LESETEXT ->

----

Die "allgemeine Ausrichtung" der Regierungen der EU-Staaten hält zwar am grundsätzlichen Verbot "biometrischer Echtzeit-Fernidentifizierung im öffentlichen Raum" fest, wie es die EU-Kommission vor gut anderthalb Jahren ins Spiel gebracht hatte. Der Rat hat nach eigenen Angaben nun aber klargestellt, "zu welchen Zwecken eine solche Nutzung für Strafverfolgungszwecke unbedingt erforderlich ist und für welche Strafverfolgungsbehörden daher ausnahmsweise die Möglichkeit bestehen sollte, solche Systeme zu nutzen".

Schon im ursprünglichen Vorschlag der Kommission war das eigentliche Verbot von diversen Ausnahmen durchlöchert. So soll laut der Brüsseler Regierungsinstitution automatisierte Gesichtserkennung etwa für die gezielte Suche nach potenziellen Verbrechensopfern oder vermissten Kindern, die Prävention eines unmittelbar drohenden Terroranschlags oder das Erkennen und Identifizieren von Personen ins Spiel zulässig sein, die "schwere Straftaten" begangen haben.

Der EU-Rat will diesen Ausnahmekatalog noch erweitern. Insbesondere sollen Strafverfolgungs-, Grenzkontroll-, Einwanderungs- oder Asylbehörden im Einklang mit dem EU-Recht oder nationalen Gesetzen einschlägige Systeme nutzen dürfen, um eine Person auch gegen ihren Willen zu erkennen, "die sich bei einer Identitätskontrolle entweder weigert, identifiziert zu werden, oder die nicht in der Lage ist, ihre Identität anzugeben oder nachzuweisen". Zudem fallen laut der Position der Mitgliedsstaaten Gefängnisse und Grenzkontrollbereiche nicht unter die Definition öffentlicher Räume. Auch dort wäre eine biometrische Echtzeit-Fernidentifizierung durch Beamte so erlaubt.

----

EXTRAHIERTE DATEN ->
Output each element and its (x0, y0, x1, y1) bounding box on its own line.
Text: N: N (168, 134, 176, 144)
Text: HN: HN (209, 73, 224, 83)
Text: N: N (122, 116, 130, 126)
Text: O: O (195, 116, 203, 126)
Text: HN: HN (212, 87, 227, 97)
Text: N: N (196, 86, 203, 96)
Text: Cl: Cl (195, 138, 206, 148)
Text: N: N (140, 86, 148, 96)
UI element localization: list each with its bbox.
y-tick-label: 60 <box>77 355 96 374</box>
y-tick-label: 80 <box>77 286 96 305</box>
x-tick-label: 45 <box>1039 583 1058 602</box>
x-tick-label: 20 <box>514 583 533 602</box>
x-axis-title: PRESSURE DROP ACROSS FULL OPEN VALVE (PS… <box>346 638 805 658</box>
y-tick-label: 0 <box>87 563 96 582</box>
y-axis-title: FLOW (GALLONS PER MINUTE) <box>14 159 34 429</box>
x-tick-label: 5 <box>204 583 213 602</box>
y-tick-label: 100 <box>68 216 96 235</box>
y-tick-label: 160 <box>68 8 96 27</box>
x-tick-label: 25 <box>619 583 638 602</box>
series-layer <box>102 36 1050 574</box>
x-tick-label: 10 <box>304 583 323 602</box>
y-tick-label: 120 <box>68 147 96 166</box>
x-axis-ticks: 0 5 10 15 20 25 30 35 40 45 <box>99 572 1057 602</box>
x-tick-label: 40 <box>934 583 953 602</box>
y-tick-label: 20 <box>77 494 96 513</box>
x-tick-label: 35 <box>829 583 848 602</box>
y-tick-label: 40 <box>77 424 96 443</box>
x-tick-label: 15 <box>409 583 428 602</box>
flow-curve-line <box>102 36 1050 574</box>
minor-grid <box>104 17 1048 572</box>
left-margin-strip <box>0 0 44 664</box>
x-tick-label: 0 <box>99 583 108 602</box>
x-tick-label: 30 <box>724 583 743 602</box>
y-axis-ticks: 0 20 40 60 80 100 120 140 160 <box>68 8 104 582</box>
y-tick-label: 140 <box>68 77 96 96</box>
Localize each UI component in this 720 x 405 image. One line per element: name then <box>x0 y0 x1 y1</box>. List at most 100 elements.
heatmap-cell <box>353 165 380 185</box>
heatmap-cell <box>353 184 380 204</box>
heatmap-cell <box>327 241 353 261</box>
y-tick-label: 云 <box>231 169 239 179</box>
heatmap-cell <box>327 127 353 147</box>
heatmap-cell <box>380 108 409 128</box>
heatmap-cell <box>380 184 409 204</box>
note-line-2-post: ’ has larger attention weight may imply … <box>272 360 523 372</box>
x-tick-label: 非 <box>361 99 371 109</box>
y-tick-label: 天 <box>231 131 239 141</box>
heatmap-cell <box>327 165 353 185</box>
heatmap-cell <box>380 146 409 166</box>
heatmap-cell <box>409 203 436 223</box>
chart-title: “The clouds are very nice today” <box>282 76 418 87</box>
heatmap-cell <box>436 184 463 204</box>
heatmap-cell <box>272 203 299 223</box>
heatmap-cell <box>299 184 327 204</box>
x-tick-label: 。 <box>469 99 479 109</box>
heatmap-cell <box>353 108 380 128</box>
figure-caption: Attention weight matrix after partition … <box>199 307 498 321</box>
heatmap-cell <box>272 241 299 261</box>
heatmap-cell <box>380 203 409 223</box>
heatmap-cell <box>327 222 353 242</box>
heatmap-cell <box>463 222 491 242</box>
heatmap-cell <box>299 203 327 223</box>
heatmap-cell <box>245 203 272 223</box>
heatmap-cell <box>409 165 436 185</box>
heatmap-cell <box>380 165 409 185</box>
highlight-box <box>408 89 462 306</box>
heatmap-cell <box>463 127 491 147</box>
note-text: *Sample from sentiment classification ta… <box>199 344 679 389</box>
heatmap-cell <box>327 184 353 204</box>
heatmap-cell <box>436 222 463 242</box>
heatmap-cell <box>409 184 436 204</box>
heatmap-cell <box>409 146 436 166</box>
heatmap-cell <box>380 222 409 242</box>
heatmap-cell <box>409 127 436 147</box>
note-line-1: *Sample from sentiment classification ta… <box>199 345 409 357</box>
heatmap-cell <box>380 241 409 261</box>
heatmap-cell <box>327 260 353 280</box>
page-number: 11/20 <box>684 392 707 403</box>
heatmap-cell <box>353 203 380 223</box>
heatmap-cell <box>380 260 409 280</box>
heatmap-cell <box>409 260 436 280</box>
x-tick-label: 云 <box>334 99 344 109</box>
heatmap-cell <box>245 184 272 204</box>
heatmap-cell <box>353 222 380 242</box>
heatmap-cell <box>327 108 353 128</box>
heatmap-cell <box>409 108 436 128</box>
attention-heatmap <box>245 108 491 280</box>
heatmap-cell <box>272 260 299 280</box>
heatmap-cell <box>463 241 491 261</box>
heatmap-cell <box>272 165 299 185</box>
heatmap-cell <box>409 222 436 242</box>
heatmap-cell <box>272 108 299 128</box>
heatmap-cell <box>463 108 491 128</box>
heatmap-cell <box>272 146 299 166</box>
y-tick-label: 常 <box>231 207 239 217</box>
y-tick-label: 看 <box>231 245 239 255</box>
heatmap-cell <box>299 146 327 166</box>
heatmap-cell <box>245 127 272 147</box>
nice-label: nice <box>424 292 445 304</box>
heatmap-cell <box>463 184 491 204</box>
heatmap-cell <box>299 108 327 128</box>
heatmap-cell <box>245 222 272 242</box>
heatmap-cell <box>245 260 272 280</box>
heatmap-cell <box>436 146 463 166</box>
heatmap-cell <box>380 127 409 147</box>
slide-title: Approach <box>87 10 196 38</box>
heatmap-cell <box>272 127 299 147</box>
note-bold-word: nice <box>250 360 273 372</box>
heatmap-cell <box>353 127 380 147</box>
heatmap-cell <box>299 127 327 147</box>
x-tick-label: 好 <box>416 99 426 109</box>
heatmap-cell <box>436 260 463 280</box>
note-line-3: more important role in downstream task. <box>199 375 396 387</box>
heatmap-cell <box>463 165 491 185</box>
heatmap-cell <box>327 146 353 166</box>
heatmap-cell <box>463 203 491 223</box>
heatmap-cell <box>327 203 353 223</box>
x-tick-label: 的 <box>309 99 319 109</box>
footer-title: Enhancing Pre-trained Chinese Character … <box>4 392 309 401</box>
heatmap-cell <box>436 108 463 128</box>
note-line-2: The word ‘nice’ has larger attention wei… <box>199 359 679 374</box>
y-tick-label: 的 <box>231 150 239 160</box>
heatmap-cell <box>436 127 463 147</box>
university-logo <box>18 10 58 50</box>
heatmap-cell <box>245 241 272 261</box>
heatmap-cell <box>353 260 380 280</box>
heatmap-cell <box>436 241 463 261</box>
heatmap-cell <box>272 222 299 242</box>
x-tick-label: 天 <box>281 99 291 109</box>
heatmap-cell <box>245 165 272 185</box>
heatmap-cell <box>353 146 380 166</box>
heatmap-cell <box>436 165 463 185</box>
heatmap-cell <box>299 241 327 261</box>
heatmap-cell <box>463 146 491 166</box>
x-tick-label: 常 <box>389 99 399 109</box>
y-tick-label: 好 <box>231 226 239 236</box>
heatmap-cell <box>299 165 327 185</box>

----

ZIEL -> Schreiben Sie aus dem Lesetext wortgetreu den Abschnitt ab, der bei den Worten „Der EU-Rat will“ einsetzt, und enden Sie nach den Worten „Beamte so erlaubt.“. Die Daten stammen aus einer anderen Quelle als der Lesetext.

DIE ANTWORT ->
Der EU-Rat will diesen Ausnahmekatalog noch erweitern. Insbesondere sollen Strafverfolgungs-, Grenzkontroll-, Einwanderungs- oder Asylbehörden im Einklang mit dem EU-Recht oder nationalen Gesetzen einschlägige Systeme nutzen dürfen, um eine Person auch gegen ihren Willen zu erkennen, "die sich bei einer Identitätskontrolle entweder weigert, identifiziert zu werden, oder die nicht in der Lage ist, ihre Identität anzugeben oder nachzuweisen". Zudem fallen laut der Position der Mitgliedsstaaten Gefängnisse und Grenzkontrollbereiche nicht unter die Definition öffentlicher Räume. Auch dort wäre eine biometrische Echtzeit-Fernidentifizierung durch Beamte so erlaubt.